» SET EXERCISE:
Nothing should be left out: output all of the entries exactly.

» TASK INPUTS:
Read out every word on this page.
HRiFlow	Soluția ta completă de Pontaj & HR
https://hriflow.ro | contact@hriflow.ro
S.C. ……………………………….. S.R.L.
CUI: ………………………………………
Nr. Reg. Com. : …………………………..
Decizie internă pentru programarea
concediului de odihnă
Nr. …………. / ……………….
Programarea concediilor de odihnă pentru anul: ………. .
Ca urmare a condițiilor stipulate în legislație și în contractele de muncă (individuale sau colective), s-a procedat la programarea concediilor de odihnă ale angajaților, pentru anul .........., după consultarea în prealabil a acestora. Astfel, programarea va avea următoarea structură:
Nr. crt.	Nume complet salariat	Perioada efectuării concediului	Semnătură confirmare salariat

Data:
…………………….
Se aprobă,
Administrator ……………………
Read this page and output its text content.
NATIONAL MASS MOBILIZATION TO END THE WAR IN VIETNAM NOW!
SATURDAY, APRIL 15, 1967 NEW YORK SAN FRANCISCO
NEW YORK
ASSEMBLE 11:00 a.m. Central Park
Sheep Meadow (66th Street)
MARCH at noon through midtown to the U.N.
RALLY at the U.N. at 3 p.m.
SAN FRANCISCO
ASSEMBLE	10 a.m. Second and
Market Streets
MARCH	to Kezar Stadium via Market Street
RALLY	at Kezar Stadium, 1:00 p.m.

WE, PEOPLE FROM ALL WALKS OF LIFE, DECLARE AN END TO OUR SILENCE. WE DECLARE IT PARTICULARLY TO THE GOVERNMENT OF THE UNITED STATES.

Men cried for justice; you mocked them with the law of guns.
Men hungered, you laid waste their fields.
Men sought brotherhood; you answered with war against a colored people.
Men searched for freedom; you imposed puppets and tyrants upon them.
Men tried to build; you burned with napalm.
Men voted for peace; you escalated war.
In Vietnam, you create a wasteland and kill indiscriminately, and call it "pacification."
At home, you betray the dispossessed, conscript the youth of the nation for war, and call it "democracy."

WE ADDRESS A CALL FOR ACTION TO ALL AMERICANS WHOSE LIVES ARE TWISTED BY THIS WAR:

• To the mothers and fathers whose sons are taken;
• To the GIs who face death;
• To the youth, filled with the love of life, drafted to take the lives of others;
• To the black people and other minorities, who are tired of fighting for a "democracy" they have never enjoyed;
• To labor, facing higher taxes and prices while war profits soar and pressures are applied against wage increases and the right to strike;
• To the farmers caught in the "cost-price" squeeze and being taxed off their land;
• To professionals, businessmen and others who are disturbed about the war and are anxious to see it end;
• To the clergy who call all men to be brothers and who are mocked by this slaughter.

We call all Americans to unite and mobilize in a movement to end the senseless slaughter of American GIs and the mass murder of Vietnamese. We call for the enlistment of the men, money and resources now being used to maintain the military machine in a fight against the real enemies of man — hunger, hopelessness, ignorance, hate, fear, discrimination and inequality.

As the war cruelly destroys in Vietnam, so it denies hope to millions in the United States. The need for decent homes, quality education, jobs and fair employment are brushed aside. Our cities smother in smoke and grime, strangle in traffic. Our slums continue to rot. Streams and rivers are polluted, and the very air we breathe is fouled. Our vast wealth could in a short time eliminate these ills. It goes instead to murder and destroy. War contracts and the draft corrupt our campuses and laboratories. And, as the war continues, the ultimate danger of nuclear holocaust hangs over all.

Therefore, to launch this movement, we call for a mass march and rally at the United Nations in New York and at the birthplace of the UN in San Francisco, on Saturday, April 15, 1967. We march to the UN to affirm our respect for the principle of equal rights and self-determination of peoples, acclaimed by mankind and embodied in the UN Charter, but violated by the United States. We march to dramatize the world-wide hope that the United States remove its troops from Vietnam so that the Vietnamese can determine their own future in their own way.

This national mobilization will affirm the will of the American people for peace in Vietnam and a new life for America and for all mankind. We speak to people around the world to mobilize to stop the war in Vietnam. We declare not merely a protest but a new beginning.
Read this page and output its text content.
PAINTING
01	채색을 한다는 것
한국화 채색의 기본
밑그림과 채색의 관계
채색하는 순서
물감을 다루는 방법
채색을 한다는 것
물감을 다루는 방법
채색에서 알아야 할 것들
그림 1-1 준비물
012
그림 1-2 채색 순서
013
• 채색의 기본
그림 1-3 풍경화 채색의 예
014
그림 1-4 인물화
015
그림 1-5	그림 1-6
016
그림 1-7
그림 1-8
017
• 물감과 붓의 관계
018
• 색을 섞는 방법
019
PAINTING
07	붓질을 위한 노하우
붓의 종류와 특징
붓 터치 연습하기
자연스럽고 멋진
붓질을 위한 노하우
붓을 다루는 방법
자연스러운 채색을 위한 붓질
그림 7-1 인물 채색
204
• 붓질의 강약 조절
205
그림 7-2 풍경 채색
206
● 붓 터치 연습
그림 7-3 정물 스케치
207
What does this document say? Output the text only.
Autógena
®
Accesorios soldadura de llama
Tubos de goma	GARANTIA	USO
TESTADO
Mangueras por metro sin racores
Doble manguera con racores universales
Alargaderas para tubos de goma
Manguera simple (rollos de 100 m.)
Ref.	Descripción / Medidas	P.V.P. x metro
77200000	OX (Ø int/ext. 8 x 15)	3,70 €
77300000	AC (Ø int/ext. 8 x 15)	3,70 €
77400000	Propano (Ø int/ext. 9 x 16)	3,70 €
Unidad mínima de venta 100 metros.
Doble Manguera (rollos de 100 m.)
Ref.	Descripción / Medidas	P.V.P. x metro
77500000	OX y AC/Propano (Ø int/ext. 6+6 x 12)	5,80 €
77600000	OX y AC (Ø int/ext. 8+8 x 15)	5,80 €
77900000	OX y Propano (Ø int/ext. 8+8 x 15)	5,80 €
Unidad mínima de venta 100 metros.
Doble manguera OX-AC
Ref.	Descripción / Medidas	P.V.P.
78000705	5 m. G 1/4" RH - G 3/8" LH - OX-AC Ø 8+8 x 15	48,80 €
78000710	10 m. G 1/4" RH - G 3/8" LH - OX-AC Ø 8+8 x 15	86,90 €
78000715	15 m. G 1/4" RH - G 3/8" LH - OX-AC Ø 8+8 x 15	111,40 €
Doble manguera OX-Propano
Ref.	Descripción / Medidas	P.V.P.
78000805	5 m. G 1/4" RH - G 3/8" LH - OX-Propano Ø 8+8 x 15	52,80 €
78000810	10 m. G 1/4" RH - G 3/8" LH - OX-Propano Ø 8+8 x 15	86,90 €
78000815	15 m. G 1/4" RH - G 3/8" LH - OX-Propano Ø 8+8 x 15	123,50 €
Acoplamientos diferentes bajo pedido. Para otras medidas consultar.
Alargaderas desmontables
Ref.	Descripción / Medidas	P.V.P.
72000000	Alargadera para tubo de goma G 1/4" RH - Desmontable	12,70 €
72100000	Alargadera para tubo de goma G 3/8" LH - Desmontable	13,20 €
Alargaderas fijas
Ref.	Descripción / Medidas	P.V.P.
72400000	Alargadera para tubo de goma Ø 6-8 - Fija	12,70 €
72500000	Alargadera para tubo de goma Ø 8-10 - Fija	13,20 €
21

» OUTPUT BELOW:
Read out every word on this page.
HRiFlow	Soluția ta completă de Pontaj & HR
https://hriflow.ro | contact@hriflow.ro
S.C. ……………………………….. S.R.L.
CUI: ………………………………………
Nr. Reg. Com. : …………………………..
Decizie internă pentru programarea
concediului de odihnă
Nr. …………. / ……………….
Programarea concediilor de odihnă pentru anul: ………. .
Ca urmare a condițiilor stipulate în legislație și în contractele de muncă (individuale sau colective), s-a procedat la programarea concediilor de odihnă ale angajaților, pentru anul .........., după consultarea în prealabil a acestora. Astfel, programarea va avea următoarea structură:
Nr. crt.	Nume complet salariat	Perioada efectuării concediului	Semnătură confirmare salariat

Data:
…………………….
Se aprobă,
Administrator ……………………
Read this page and output its text content.
NATIONAL MASS MOBILIZATION TO END THE WAR IN VIETNAM NOW!
SATURDAY, APRIL 15, 1967 NEW YORK SAN FRANCISCO
NEW YORK
ASSEMBLE 11:00 a.m. Central Park
Sheep Meadow (66th Street)
MARCH at noon through midtown to the U.N.
RALLY at the U.N. at 3 p.m.
SAN FRANCISCO
ASSEMBLE	10 a.m. Second and
Market Streets
MARCH	to Kezar Stadium via Market Street
RALLY	at Kezar Stadium, 1:00 p.m.

WE, PEOPLE FROM ALL WALKS OF LIFE, DECLARE AN END TO OUR SILENCE. WE DECLARE IT PARTICULARLY TO THE GOVERNMENT OF THE UNITED STATES.

Men cried for justice; you mocked them with the law of guns.
Men hungered, you laid waste their fields.
Men sought brotherhood; you answered with war against a colored people.
Men searched for freedom; you imposed puppets and tyrants upon them.
Men tried to build; you burned with napalm.
Men voted for peace; you escalated war.
In Vietnam, you create a wasteland and kill indiscriminately, and call it "pacification."
At home, you betray the dispossessed, conscript the youth of the nation for war, and call it "democracy."

WE ADDRESS A CALL FOR ACTION TO ALL AMERICANS WHOSE LIVES ARE TWISTED BY THIS WAR:

• To the mothers and fathers whose sons are taken;
• To the GIs who face death;
• To the youth, filled with the love of life, drafted to take the lives of others;
• To the black people and other minorities, who are tired of fighting for a "democracy" they have never enjoyed;
• To labor, facing higher taxes and prices while war profits soar and pressures are applied against wage increases and the right to strike;
• To the farmers caught in the "cost-price" squeeze and being taxed off their land;
• To professionals, businessmen and others who are disturbed about the war and are anxious to see it end;
• To the clergy who call all men to be brothers and who are mocked by this slaughter.

We call all Americans to unite and mobilize in a movement to end the senseless slaughter of American GIs and the mass murder of Vietnamese. We call for the enlistment of the men, money and resources now being used to maintain the military machine in a fight against the real enemies of man — hunger, hopelessness, ignorance, hate, fear, discrimination and inequality.

As the war cruelly destroys in Vietnam, so it denies hope to millions in the United States. The need for decent homes, quality education, jobs and fair employment are brushed aside. Our cities smother in smoke and grime, strangle in traffic. Our slums continue to rot. Streams and rivers are polluted, and the very air we breathe is fouled. Our vast wealth could in a short time eliminate these ills. It goes instead to murder and destroy. War contracts and the draft corrupt our campuses and laboratories. And, as the war continues, the ultimate danger of nuclear holocaust hangs over all.

Therefore, to launch this movement, we call for a mass march and rally at the United Nations in New York and at the birthplace of the UN in San Francisco, on Saturday, April 15, 1967. We march to the UN to affirm our respect for the principle of equal rights and self-determination of peoples, acclaimed by mankind and embodied in the UN Charter, but violated by the United States. We march to dramatize the world-wide hope that the United States remove its troops from Vietnam so that the Vietnamese can determine their own future in their own way.

This national mobilization will affirm the will of the American people for peace in Vietnam and a new life for America and for all mankind. We speak to people around the world to mobilize to stop the war in Vietnam. We declare not merely a protest but a new beginning.
Read this page and output its text content.
PAINTING
01	채색을 한다는 것
한국화 채색의 기본
밑그림과 채색의 관계
채색하는 순서
물감을 다루는 방법
채색을 한다는 것
물감을 다루는 방법
채색에서 알아야 할 것들
그림 1-1 준비물
012
그림 1-2 채색 순서
013
• 채색의 기본
그림 1-3 풍경화 채색의 예
014
그림 1-4 인물화
015
그림 1-5	그림 1-6
016
그림 1-7
그림 1-8
017
• 물감과 붓의 관계
018
• 색을 섞는 방법
019
PAINTING
07	붓질을 위한 노하우
붓의 종류와 특징
붓 터치 연습하기
자연스럽고 멋진
붓질을 위한 노하우
붓을 다루는 방법
자연스러운 채색을 위한 붓질
그림 7-1 인물 채색
204
• 붓질의 강약 조절
205
그림 7-2 풍경 채색
206
● 붓 터치 연습
그림 7-3 정물 스케치
207
What does this document say? Output the text only.
Autógena
®
Accesorios soldadura de llama
Tubos de goma	GARANTIA	USO
TESTADO
Mangueras por metro sin racores
Doble manguera con racores universales
Alargaderas para tubos de goma
Manguera simple (rollos de 100 m.)
Ref.	Descripción / Medidas	P.V.P. x metro
77200000	OX (Ø int/ext. 8 x 15)	3,70 €
77300000	AC (Ø int/ext. 8 x 15)	3,70 €
77400000	Propano (Ø int/ext. 9 x 16)	3,70 €
Unidad mínima de venta 100 metros.
Doble Manguera (rollos de 100 m.)
Ref.	Descripción / Medidas	P.V.P. x metro
77500000	OX y AC/Propano (Ø int/ext. 6+6 x 12)	5,80 €
77600000	OX y AC (Ø int/ext. 8+8 x 15)	5,80 €
77900000	OX y Propano (Ø int/ext. 8+8 x 15)	5,80 €
Unidad mínima de venta 100 metros.
Doble manguera OX-AC
Ref.	Descripción / Medidas	P.V.P.
78000705	5 m. G 1/4" RH - G 3/8" LH - OX-AC Ø 8+8 x 15	48,80 €
78000710	10 m. G 1/4" RH - G 3/8" LH - OX-AC Ø 8+8 x 15	86,90 €
78000715	15 m. G 1/4" RH - G 3/8" LH - OX-AC Ø 8+8 x 15	111,40 €
Doble manguera OX-Propano
Ref.	Descripción / Medidas	P.V.P.
78000805	5 m. G 1/4" RH - G 3/8" LH - OX-Propano Ø 8+8 x 15	52,80 €
78000810	10 m. G 1/4" RH - G 3/8" LH - OX-Propano Ø 8+8 x 15	86,90 €
78000815	15 m. G 1/4" RH - G 3/8" LH - OX-Propano Ø 8+8 x 15	123,50 €
Acoplamientos diferentes bajo pedido. Para otras medidas consultar.
Alargaderas desmontables
Ref.	Descripción / Medidas	P.V.P.
72000000	Alargadera para tubo de goma G 1/4" RH - Desmontable	12,70 €
72100000	Alargadera para tubo de goma G 3/8" LH - Desmontable	13,20 €
Alargaderas fijas
Ref.	Descripción / Medidas	P.V.P.
72400000	Alargadera para tubo de goma Ø 6-8 - Fija	12,70 €
72500000	Alargadera para tubo de goma Ø 8-10 - Fija	13,20 €
21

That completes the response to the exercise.